### WRITTEN EXERCISE
Gather every line that includes the word "glyph", please.

### A run of records
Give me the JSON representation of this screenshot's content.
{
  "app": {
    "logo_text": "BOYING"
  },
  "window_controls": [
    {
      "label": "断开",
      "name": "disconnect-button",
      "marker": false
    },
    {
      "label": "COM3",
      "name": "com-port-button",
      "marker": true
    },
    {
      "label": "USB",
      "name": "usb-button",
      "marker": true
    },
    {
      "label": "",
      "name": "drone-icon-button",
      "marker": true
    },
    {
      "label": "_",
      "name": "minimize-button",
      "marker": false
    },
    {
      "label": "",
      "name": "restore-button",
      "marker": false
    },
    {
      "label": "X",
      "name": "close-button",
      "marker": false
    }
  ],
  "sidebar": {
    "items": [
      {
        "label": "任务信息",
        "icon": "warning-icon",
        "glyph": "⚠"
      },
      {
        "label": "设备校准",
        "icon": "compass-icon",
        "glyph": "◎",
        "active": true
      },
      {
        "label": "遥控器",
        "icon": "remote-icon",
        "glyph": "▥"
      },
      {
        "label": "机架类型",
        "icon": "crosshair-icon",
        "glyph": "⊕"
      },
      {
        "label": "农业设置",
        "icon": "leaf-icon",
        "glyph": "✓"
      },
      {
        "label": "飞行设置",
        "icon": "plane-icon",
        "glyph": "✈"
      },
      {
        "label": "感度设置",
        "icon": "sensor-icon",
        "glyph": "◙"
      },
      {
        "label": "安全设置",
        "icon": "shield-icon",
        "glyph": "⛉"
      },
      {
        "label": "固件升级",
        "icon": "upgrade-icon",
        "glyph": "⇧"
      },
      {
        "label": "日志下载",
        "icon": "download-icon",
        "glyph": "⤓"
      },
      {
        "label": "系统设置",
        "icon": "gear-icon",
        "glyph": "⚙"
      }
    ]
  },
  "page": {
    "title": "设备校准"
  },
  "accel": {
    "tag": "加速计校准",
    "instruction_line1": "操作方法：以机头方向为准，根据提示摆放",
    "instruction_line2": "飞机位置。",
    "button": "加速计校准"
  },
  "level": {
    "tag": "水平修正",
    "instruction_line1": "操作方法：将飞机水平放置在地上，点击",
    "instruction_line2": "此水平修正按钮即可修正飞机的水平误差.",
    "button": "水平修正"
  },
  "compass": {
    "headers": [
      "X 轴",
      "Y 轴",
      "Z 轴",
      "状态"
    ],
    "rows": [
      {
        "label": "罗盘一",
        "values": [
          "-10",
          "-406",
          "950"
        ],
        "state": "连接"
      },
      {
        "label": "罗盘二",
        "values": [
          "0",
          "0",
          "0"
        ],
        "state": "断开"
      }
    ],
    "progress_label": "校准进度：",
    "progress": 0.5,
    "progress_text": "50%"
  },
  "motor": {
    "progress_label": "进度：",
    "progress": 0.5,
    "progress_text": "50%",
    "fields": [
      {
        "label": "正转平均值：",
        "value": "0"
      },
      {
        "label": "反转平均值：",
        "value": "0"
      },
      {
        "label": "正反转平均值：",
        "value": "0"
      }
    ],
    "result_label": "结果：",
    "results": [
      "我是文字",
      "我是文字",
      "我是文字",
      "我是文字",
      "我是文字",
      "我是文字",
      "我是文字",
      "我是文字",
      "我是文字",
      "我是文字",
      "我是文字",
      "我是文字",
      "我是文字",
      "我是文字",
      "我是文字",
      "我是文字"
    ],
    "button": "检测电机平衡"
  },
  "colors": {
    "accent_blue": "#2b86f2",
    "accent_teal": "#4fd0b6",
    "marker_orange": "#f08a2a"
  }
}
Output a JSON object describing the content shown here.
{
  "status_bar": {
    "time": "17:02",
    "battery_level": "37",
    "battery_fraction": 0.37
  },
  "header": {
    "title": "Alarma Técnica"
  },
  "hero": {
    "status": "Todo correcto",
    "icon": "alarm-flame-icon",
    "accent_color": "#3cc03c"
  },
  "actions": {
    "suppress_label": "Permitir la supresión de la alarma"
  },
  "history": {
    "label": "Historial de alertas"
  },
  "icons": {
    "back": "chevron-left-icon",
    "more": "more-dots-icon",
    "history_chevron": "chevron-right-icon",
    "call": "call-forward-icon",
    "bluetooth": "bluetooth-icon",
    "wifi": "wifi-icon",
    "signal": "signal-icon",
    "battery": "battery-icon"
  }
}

### THE ANSWER
        "glyph": "⚠"
        "glyph": "◎",
        "glyph": "▥"
        "glyph": "⊕"
        "glyph": "✓"
        "glyph": "✈"
        "glyph": "◙"
        "glyph": "⛉"
        "glyph": "⇧"
        "glyph": "⤓"
        "glyph": "⚙"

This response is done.